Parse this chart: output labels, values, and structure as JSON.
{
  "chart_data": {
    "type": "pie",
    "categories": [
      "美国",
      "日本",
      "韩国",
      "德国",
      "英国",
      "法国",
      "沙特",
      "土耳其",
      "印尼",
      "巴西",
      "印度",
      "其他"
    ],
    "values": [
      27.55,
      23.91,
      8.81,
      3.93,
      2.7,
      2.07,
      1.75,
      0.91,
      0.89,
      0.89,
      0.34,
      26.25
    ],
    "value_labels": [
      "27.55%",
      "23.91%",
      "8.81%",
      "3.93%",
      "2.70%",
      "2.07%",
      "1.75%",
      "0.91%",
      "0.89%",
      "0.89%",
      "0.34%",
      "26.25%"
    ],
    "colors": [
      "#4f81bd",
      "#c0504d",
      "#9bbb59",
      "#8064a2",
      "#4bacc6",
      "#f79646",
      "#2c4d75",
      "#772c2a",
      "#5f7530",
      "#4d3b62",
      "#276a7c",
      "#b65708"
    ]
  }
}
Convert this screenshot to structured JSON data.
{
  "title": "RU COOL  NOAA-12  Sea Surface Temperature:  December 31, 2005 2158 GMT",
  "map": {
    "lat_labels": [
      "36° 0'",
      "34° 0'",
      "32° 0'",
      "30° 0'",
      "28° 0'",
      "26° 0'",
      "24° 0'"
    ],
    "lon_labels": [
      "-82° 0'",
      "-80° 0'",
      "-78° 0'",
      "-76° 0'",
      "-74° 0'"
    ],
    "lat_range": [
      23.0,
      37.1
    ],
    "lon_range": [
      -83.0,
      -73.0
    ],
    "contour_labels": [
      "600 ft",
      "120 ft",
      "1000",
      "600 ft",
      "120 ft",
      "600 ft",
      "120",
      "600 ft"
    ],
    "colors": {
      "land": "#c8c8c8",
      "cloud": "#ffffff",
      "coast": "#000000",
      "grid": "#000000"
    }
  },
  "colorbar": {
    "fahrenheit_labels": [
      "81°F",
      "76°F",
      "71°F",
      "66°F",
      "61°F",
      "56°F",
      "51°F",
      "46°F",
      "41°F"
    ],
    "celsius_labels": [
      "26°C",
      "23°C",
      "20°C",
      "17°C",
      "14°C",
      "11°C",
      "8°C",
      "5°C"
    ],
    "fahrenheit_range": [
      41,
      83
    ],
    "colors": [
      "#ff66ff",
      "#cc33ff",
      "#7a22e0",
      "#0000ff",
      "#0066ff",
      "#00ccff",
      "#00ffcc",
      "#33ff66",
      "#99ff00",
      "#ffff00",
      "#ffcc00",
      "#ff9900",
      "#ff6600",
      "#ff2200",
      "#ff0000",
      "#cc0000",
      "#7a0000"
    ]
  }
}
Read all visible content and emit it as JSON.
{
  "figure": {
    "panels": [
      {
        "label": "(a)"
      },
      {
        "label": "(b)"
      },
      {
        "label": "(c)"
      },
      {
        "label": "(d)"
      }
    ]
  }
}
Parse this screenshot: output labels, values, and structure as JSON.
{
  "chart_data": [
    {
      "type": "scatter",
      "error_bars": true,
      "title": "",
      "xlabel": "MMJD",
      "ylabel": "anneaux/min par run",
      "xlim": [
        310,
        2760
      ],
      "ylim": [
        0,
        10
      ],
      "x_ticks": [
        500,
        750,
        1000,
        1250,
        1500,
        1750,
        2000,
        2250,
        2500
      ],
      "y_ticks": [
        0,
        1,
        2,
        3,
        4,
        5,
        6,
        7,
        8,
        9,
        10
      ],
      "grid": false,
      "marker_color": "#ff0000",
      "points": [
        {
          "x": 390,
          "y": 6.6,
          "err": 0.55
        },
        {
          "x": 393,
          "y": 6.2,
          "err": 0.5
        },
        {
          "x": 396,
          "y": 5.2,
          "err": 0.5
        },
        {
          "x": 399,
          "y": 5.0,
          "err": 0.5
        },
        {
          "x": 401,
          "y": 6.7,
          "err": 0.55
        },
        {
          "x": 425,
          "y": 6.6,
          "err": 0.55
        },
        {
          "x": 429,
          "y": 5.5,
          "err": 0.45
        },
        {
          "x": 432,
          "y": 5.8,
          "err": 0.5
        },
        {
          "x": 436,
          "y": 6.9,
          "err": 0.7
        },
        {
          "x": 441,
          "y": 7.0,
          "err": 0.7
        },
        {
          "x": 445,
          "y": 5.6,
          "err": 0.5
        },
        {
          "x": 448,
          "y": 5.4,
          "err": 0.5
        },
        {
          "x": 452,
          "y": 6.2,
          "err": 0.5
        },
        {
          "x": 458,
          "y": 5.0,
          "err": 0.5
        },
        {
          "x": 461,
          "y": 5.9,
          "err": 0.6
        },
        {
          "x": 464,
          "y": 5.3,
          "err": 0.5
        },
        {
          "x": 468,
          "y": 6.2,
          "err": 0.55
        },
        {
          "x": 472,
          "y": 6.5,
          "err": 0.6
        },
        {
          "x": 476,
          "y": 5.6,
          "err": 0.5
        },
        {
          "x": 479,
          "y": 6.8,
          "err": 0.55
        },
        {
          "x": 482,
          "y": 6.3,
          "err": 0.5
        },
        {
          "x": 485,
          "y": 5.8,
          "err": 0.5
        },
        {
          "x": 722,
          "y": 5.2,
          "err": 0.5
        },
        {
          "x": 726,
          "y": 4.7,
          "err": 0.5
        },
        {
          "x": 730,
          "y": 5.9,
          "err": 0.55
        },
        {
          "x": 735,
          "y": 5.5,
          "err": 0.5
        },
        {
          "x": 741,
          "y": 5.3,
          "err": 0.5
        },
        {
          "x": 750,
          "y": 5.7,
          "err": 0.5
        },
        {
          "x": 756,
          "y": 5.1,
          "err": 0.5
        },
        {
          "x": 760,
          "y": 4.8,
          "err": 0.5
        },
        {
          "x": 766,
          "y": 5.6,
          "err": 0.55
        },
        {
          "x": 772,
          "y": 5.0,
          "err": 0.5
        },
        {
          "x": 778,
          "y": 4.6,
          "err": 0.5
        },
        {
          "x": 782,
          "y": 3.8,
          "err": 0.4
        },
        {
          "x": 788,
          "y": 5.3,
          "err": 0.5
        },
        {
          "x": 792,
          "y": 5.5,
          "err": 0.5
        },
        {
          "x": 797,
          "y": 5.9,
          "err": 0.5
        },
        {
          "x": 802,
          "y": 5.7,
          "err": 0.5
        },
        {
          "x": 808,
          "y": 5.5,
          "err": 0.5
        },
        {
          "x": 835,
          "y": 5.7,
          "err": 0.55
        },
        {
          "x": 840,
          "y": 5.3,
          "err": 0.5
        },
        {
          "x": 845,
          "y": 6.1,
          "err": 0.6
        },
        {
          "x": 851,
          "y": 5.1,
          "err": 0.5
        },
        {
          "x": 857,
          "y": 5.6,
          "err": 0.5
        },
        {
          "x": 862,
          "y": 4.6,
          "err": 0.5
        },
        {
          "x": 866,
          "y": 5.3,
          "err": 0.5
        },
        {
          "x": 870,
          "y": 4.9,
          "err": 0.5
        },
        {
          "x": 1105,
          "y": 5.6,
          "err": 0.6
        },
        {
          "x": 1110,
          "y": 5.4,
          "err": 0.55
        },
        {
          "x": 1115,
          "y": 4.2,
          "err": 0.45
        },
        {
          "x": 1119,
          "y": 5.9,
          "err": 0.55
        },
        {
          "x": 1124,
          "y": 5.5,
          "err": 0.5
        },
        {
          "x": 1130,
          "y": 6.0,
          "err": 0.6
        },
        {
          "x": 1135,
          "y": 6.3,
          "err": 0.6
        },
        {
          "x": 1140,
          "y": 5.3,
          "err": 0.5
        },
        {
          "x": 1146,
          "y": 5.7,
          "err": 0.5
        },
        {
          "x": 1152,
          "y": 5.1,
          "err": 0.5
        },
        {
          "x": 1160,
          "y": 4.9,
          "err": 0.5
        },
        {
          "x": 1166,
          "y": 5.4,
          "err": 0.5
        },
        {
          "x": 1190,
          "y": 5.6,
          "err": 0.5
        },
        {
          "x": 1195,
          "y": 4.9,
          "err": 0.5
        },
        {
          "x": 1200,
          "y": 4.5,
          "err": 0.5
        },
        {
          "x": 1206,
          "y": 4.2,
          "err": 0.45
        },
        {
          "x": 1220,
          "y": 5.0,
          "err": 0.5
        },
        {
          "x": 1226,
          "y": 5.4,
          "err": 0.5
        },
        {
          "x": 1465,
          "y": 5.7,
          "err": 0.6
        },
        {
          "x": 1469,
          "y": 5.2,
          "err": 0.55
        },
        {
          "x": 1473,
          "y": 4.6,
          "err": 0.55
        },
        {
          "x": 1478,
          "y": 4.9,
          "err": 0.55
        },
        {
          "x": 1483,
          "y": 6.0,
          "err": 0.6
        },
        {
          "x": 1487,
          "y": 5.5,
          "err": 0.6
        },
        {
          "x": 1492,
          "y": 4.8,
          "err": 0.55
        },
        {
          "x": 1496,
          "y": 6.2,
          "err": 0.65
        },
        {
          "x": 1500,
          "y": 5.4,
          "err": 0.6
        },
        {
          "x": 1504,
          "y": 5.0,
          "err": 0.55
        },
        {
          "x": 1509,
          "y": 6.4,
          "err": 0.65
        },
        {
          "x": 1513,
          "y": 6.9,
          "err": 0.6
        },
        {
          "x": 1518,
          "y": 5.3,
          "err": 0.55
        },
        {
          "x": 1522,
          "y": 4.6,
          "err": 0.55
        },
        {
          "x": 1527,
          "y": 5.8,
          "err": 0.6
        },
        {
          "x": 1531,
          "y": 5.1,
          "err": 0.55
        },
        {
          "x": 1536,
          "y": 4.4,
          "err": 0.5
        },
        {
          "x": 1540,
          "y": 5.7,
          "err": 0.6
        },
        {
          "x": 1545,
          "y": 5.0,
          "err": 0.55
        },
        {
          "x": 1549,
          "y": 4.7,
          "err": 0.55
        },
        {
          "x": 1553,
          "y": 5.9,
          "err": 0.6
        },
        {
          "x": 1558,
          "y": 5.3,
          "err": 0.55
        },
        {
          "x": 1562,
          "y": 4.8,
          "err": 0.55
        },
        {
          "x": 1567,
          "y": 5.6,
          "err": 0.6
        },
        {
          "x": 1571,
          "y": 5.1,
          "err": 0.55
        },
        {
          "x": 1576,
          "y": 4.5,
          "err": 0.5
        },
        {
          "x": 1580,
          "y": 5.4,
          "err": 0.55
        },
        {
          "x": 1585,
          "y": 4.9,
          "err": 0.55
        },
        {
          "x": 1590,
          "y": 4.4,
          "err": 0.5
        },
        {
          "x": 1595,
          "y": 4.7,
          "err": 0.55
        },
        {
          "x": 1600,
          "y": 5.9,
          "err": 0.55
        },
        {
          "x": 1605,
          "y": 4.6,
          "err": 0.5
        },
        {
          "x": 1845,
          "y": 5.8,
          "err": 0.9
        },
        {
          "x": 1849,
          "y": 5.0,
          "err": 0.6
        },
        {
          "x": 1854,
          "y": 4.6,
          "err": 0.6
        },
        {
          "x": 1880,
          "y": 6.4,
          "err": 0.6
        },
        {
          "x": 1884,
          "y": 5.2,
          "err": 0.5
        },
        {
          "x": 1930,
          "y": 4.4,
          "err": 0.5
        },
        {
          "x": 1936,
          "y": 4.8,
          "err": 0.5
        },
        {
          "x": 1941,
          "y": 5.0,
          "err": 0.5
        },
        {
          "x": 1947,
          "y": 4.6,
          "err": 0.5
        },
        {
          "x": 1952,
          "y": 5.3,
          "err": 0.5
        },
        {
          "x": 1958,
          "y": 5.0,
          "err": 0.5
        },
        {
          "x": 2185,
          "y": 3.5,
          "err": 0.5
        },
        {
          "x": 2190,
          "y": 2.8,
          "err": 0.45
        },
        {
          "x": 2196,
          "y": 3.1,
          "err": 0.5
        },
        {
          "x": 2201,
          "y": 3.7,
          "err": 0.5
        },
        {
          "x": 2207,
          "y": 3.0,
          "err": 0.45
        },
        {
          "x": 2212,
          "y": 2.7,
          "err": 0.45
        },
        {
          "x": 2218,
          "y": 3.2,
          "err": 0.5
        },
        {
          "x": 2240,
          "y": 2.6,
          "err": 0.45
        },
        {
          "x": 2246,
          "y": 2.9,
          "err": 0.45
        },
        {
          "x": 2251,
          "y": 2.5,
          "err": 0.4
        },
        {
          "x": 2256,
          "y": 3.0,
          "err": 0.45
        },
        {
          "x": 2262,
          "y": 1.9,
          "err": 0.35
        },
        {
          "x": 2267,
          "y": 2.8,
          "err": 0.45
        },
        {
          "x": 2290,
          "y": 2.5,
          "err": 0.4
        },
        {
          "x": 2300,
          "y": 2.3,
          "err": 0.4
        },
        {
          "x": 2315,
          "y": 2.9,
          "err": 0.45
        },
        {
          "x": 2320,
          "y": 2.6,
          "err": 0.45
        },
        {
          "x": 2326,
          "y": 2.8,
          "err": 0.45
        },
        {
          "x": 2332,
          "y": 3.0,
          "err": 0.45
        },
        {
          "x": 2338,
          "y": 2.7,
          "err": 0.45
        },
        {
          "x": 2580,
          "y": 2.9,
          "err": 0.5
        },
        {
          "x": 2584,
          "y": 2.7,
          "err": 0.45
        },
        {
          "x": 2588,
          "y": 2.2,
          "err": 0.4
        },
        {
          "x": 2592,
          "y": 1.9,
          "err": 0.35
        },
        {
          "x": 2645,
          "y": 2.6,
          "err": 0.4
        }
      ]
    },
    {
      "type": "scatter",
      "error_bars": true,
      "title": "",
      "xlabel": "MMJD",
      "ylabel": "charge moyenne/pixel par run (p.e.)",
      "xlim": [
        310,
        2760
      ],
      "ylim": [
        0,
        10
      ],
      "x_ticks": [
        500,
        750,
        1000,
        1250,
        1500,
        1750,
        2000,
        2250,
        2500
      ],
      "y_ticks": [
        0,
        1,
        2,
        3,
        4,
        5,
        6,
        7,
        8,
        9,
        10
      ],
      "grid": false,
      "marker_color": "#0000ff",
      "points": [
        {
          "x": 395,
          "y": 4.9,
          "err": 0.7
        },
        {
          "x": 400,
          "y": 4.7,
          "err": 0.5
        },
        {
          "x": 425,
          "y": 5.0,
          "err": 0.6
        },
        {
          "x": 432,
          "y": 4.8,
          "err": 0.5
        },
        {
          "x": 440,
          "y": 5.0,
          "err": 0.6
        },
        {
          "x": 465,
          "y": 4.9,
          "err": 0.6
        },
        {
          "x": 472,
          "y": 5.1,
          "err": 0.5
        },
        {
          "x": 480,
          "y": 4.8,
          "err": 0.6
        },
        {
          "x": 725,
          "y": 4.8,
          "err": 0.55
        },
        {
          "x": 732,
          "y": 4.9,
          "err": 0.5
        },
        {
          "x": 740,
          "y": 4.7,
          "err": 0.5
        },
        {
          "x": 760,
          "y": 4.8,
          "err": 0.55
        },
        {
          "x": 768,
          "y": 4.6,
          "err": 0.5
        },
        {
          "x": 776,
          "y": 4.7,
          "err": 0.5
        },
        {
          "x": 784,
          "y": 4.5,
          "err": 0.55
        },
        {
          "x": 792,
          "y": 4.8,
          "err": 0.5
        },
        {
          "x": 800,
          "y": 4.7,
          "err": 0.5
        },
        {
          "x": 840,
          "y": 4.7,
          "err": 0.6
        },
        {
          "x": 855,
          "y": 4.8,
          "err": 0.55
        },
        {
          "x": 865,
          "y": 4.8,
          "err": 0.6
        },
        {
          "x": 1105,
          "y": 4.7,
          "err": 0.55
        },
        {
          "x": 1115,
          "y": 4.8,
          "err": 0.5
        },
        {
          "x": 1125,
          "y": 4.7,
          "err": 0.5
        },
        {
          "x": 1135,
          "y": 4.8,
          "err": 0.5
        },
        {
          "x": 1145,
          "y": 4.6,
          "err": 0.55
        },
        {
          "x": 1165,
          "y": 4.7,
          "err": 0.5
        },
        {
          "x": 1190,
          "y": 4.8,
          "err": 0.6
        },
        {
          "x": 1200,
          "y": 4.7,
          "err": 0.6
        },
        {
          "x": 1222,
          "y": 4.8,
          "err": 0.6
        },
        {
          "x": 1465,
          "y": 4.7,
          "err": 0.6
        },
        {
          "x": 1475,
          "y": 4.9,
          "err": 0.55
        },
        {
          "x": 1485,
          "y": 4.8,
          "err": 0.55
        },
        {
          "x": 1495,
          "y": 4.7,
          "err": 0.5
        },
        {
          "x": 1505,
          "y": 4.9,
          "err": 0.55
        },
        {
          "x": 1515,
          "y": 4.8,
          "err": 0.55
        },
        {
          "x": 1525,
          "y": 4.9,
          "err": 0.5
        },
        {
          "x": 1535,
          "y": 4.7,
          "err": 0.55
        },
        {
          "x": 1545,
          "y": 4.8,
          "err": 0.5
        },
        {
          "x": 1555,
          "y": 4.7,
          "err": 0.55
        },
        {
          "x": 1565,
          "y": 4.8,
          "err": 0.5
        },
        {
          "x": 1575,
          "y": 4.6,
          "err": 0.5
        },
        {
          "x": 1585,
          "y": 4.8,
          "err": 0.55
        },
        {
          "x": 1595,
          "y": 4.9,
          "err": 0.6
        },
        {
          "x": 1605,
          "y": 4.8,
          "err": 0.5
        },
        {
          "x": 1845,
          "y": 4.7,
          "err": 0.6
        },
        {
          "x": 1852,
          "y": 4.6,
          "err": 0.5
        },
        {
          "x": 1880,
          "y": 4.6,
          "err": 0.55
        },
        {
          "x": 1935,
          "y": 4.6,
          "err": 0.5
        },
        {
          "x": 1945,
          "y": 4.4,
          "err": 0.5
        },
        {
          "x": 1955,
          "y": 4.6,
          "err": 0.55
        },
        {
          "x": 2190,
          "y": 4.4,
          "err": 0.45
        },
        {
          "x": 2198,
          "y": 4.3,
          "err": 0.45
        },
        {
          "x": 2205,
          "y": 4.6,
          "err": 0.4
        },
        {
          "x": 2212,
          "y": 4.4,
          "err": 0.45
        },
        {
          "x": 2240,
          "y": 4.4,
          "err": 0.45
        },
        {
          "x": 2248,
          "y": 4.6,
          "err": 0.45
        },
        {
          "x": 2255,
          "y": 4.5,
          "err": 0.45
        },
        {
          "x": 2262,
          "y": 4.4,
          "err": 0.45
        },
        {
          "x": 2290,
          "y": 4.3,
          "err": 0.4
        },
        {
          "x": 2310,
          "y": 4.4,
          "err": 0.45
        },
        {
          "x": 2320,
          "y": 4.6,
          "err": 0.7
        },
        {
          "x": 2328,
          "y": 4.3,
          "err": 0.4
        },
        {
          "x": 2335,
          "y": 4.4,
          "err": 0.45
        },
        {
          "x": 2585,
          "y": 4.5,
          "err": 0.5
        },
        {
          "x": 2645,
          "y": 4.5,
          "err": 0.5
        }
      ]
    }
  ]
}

============

Every line containing the string "values" must be listed.

Parse this chart: output labels, values, and structure as JSON.
    "values": [
Parse this screenshot: output labels, values, and structure as JSON.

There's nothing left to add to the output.